GIVEN INSTRUCTION. Swap "connector-dot" for "link-point" everywhere in the lines below, and give the lines again with nothing else changed and the pictures left out.

:: DATA ENTRIES

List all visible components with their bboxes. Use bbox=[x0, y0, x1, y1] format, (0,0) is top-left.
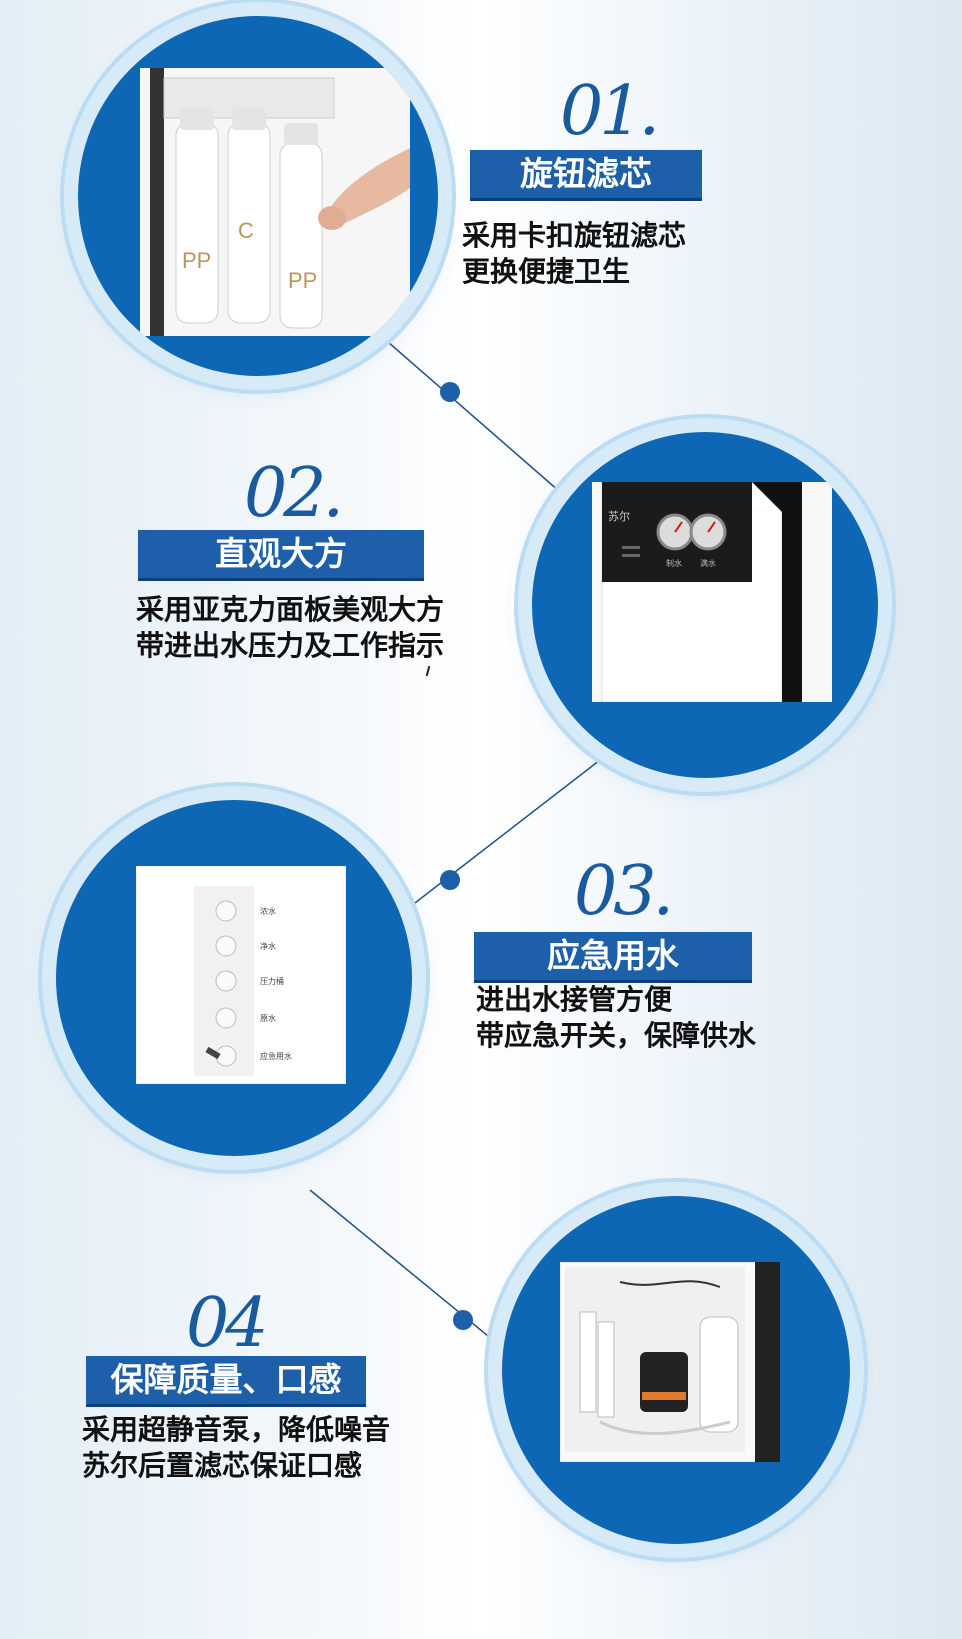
internal-photo bbox=[559, 1261, 781, 1463]
filter-cartridges-graphic bbox=[140, 68, 410, 336]
panel-gauge-label-2: 满水 bbox=[700, 559, 716, 568]
feature-2-desc-line-2: 带进出水压力及工作指示 bbox=[136, 629, 445, 662]
feature-1-desc-line-2: 更换便捷卫生 bbox=[462, 255, 631, 288]
filter-label-2: C bbox=[238, 218, 254, 243]
internal-components-graphic bbox=[559, 1261, 781, 1463]
connector-dot-1 bbox=[440, 382, 460, 402]
connector-dot-3 bbox=[453, 1310, 473, 1330]
switch-panel-graphic bbox=[135, 865, 347, 1085]
feature-1-photo-circle: PP C PP bbox=[78, 16, 438, 376]
connector-dot-2 bbox=[440, 870, 460, 890]
feature-4-desc-line-2: 苏尔后置滤芯保证口感 bbox=[82, 1449, 363, 1482]
feature-3-title: 应急用水 bbox=[474, 932, 752, 980]
panel-gauge-label-1: 制水 bbox=[666, 559, 682, 568]
feature-3-desc-line-2: 带应急开关，保障供水 bbox=[476, 1019, 757, 1052]
feature-1-number: 01. bbox=[560, 72, 660, 151]
panel-brand: 苏尔 bbox=[608, 510, 630, 523]
filter-photo: PP C PP bbox=[140, 68, 410, 336]
feature-3-number: 03. bbox=[574, 852, 674, 931]
feature-4-number: 04 bbox=[186, 1284, 269, 1363]
feature-1-title: 旋钮滤芯 bbox=[470, 150, 702, 198]
feature-2-photo-circle: 苏尔 制水 满水 bbox=[532, 432, 878, 778]
feature-3-photo-circle: 浓水 净水 压力桶 原水 应急用水 bbox=[56, 800, 412, 1156]
switch-label-3: 压力桶 bbox=[260, 977, 284, 986]
feature-4-photo-circle bbox=[502, 1196, 850, 1544]
switch-panel-photo: 浓水 净水 压力桶 原水 应急用水 bbox=[135, 865, 347, 1085]
switch-label-2: 净水 bbox=[260, 942, 276, 951]
switch-label-5: 应急用水 bbox=[260, 1052, 292, 1061]
feature-1-desc-line-1: 采用卡扣旋钮滤芯 bbox=[462, 219, 687, 252]
control-panel-graphic bbox=[592, 481, 832, 703]
feature-4-desc-line-1: 采用超静音泵，降低噪音 bbox=[82, 1413, 391, 1446]
filter-label-3: PP bbox=[288, 268, 318, 293]
feature-2-title: 直观大方 bbox=[138, 530, 424, 578]
feature-2-number: 02. bbox=[244, 454, 344, 533]
feature-4-title: 保障质量、口感 bbox=[86, 1356, 366, 1404]
switch-label-4: 原水 bbox=[260, 1014, 276, 1023]
panel-photo: 苏尔 制水 满水 bbox=[592, 481, 832, 703]
feature-3-desc-line-1: 进出水接管方便 bbox=[476, 983, 673, 1016]
filter-label-1: PP bbox=[182, 248, 212, 273]
feature-2-desc-line-1: 采用亚克力面板美观大方 bbox=[136, 593, 445, 626]
switch-label-1: 浓水 bbox=[260, 907, 276, 916]
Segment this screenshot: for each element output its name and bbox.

::::

RESPONSE TO THIS TASK.
List all visible components with their bboxes. Use bbox=[x0, y0, x1, y1] format, (0,0) is top-left.
internal-photo bbox=[559, 1261, 781, 1463]
filter-cartridges-graphic bbox=[140, 68, 410, 336]
panel-gauge-label-2: 满水 bbox=[700, 559, 716, 568]
feature-2-desc-line-2: 带进出水压力及工作指示 bbox=[136, 629, 445, 662]
feature-1-desc-line-2: 更换便捷卫生 bbox=[462, 255, 631, 288]
filter-label-2: C bbox=[238, 218, 254, 243]
internal-components-graphic bbox=[559, 1261, 781, 1463]
link-point-1 bbox=[440, 382, 460, 402]
link-point-3 bbox=[453, 1310, 473, 1330]
switch-panel-graphic bbox=[135, 865, 347, 1085]
feature-1-photo-circle: PP C PP bbox=[78, 16, 438, 376]
link-point-2 bbox=[440, 870, 460, 890]
feature-4-desc-line-2: 苏尔后置滤芯保证口感 bbox=[82, 1449, 363, 1482]
feature-3-title: 应急用水 bbox=[474, 932, 752, 980]
panel-gauge-label-1: 制水 bbox=[666, 559, 682, 568]
feature-3-desc-line-2: 带应急开关，保障供水 bbox=[476, 1019, 757, 1052]
feature-1-number: 01. bbox=[560, 72, 660, 151]
panel-brand: 苏尔 bbox=[608, 510, 630, 523]
filter-photo: PP C PP bbox=[140, 68, 410, 336]
feature-3-number: 03. bbox=[574, 852, 674, 931]
feature-4-number: 04 bbox=[186, 1284, 269, 1363]
feature-1-title: 旋钮滤芯 bbox=[470, 150, 702, 198]
feature-2-photo-circle: 苏尔 制水 满水 bbox=[532, 432, 878, 778]
feature-3-photo-circle: 浓水 净水 压力桶 原水 应急用水 bbox=[56, 800, 412, 1156]
switch-label-3: 压力桶 bbox=[260, 977, 284, 986]
feature-4-photo-circle bbox=[502, 1196, 850, 1544]
switch-panel-photo: 浓水 净水 压力桶 原水 应急用水 bbox=[135, 865, 347, 1085]
switch-label-2: 净水 bbox=[260, 942, 276, 951]
switch-label-5: 应急用水 bbox=[260, 1052, 292, 1061]
feature-1-desc-line-1: 采用卡扣旋钮滤芯 bbox=[462, 219, 687, 252]
control-panel-graphic bbox=[592, 481, 832, 703]
feature-4-desc-line-1: 采用超静音泵，降低噪音 bbox=[82, 1413, 391, 1446]
filter-label-3: PP bbox=[288, 268, 318, 293]
feature-2-title: 直观大方 bbox=[138, 530, 424, 578]
feature-2-number: 02. bbox=[244, 454, 344, 533]
feature-4-title: 保障质量、口感 bbox=[86, 1356, 366, 1404]
switch-label-4: 原水 bbox=[260, 1014, 276, 1023]
panel-photo: 苏尔 制水 满水 bbox=[592, 481, 832, 703]
feature-3-desc-line-1: 进出水接管方便 bbox=[476, 983, 673, 1016]
filter-label-1: PP bbox=[182, 248, 212, 273]
feature-2-desc-line-1: 采用亚克力面板美观大方 bbox=[136, 593, 445, 626]
switch-label-1: 浓水 bbox=[260, 907, 276, 916]
Segment this screenshot: for each element output its name and bbox.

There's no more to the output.